*INPUT ROWS*.

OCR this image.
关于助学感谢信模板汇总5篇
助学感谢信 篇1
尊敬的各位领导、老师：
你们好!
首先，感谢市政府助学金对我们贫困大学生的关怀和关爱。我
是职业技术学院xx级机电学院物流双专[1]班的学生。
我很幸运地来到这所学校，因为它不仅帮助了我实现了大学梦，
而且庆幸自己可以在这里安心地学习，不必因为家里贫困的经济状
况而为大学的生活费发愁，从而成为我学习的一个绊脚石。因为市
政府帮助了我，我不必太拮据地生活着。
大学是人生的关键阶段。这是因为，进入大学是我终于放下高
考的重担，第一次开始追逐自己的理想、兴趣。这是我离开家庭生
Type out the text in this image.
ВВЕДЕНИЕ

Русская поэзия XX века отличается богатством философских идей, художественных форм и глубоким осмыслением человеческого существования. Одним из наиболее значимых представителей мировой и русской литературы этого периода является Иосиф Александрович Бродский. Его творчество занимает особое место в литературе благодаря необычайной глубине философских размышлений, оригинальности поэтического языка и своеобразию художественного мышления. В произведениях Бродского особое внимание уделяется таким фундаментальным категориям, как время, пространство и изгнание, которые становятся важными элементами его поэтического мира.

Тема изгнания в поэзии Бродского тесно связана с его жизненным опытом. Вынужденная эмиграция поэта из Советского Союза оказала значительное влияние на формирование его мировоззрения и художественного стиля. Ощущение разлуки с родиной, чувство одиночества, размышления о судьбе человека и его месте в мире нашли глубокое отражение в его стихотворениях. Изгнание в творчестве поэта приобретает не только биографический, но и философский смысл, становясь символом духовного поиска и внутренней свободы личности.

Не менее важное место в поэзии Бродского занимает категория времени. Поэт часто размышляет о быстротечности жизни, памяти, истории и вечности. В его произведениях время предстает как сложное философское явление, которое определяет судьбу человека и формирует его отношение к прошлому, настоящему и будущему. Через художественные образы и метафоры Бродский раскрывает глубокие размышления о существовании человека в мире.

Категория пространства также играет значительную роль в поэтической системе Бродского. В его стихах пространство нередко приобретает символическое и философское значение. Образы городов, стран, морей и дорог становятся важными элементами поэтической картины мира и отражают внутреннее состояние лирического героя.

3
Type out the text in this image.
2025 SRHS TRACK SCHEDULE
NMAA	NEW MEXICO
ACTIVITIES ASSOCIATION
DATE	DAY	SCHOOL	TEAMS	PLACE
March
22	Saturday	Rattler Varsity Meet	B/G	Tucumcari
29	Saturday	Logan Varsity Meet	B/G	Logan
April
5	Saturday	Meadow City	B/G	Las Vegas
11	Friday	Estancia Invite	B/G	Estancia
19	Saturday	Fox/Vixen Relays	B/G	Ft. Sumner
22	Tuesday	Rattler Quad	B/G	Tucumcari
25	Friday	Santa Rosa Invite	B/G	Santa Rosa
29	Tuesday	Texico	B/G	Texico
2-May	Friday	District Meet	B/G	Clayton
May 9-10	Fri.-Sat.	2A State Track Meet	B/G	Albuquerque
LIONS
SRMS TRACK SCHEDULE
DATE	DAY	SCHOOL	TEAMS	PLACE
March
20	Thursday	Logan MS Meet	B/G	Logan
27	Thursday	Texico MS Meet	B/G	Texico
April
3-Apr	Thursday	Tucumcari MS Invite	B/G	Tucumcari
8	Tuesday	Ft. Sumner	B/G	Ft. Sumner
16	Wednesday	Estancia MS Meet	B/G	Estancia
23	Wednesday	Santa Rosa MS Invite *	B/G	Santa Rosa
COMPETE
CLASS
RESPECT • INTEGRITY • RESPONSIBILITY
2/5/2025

*PROBLEM DETAILS*.
Across the data above, how many lines include the word "размышления"? Give only the count.

*SOLUTION FOR THIS TASK*.
2